* Begin Entries provided *

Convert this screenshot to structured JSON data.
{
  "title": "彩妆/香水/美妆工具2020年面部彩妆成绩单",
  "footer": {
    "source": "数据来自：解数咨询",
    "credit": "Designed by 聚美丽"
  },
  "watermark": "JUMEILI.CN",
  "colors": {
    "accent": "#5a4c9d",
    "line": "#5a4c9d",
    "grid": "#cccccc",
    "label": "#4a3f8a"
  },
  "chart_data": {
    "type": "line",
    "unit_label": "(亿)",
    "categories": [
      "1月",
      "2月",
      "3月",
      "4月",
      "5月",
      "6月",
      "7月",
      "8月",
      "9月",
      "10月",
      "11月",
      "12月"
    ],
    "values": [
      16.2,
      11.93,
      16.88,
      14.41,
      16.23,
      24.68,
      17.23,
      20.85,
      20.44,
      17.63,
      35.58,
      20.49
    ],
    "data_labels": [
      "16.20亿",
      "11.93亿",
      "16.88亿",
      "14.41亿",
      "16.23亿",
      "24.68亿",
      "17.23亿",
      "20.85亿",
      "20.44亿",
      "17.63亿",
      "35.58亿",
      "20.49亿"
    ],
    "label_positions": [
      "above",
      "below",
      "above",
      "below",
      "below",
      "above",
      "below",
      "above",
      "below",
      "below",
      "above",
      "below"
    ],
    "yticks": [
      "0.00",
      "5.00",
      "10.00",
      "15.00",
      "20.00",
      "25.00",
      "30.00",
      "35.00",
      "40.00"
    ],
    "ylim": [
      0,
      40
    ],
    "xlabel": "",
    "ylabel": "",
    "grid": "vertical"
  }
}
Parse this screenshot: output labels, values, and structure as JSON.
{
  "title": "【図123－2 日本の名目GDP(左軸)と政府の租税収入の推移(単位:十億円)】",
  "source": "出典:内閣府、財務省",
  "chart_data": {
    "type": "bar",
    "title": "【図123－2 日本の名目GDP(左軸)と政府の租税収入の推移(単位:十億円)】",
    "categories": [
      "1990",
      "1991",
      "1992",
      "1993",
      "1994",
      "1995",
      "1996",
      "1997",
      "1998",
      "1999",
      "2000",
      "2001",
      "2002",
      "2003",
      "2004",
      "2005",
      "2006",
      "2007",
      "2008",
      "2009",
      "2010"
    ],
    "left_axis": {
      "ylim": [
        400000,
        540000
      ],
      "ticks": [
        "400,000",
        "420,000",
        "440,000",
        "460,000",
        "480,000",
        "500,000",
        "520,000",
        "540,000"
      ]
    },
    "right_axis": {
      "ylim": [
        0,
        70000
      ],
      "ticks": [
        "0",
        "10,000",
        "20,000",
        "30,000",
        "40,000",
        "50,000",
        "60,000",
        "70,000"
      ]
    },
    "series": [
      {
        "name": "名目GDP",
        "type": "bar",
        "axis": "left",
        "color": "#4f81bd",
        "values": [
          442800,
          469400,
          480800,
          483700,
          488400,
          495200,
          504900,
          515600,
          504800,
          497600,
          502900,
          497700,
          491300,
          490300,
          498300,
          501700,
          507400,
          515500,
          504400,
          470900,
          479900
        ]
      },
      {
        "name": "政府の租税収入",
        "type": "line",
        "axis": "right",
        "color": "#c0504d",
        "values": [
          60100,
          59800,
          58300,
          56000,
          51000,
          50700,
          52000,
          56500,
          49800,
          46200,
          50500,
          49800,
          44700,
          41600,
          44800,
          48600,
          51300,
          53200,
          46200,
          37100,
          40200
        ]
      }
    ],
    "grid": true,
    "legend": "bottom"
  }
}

* End Entries provided *

Exercise: Select all lines in the listing above where the word "と政府の租税収入の推移" appears, and show them.

Finished exercise:
  "title": "【図123－2 日本の名目GDP(左軸)と政府の租税収入の推移(単位:十億円)】",
    "title": "【図123－2 日本の名目GDP(左軸)と政府の租税収入の推移(単位:十億円)】",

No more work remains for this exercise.